TO DO -> Filter this data down to the lines that hold "Adjusted", and copy them.
· · ·
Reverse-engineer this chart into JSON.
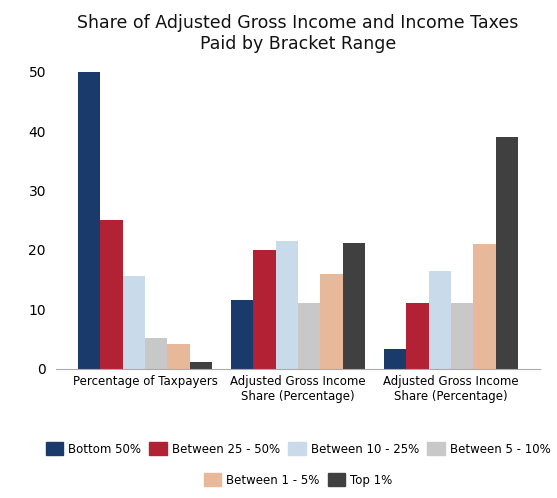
{
  "title": "Share of Adjusted Gross Income and Income Taxes\nPaid by Bracket Range",
  "categories": [
    "Percentage of Taxpayers",
    "Adjusted Gross Income\nShare (Percentage)",
    "Adjusted Gross Income\nShare (Percentage)"
  ],
  "series": {
    "Bottom 50%": [
      50,
      11.5,
      3.3
    ],
    "Between 25 - 50%": [
      25,
      20,
      11
    ],
    "Between 10 - 25%": [
      15.5,
      21.5,
      16.5
    ],
    "Between 5 - 10%": [
      5.2,
      11,
      11
    ],
    "Between 1 - 5%": [
      4.2,
      16,
      21
    ],
    "Top 1%": [
      1.1,
      21.2,
      39
    ]
  },
  "colors": {
    "Bottom 50%": "#1a3a6b",
    "Between 25 - 50%": "#b22234",
    "Between 10 - 25%": "#c9daea",
    "Between 5 - 10%": "#c8c8c8",
    "Between 1 - 5%": "#e8b89a",
    "Top 1%": "#404040"
  },
  "ylim": [
    0,
    52
  ],
  "yticks": [
    0,
    10,
    20,
    30,
    40,
    50
  ],
  "background_color": "#ffffff",
  "legend_row1": [
    "Bottom 50%",
    "Between 25 - 50%",
    "Between 10 - 25%",
    "Between 5 - 10%"
  ],
  "legend_row2": [
    "Between 1 - 5%",
    "Top 1%"
  ],
  "legend_order": [
    "Bottom 50%",
    "Between 25 - 50%",
    "Between 10 - 25%",
    "Between 5 - 10%",
    "Between 1 - 5%",
    "Top 1%"
  ]
}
· · ·
RESULT FOR THIS TASK ->
  "title": "Share of Adjusted Gross Income and Income Taxes\nPaid by Bracket Range",
    "Adjusted Gross Income\nShare (Percentage)",
    "Adjusted Gross Income\nShare (Percentage)"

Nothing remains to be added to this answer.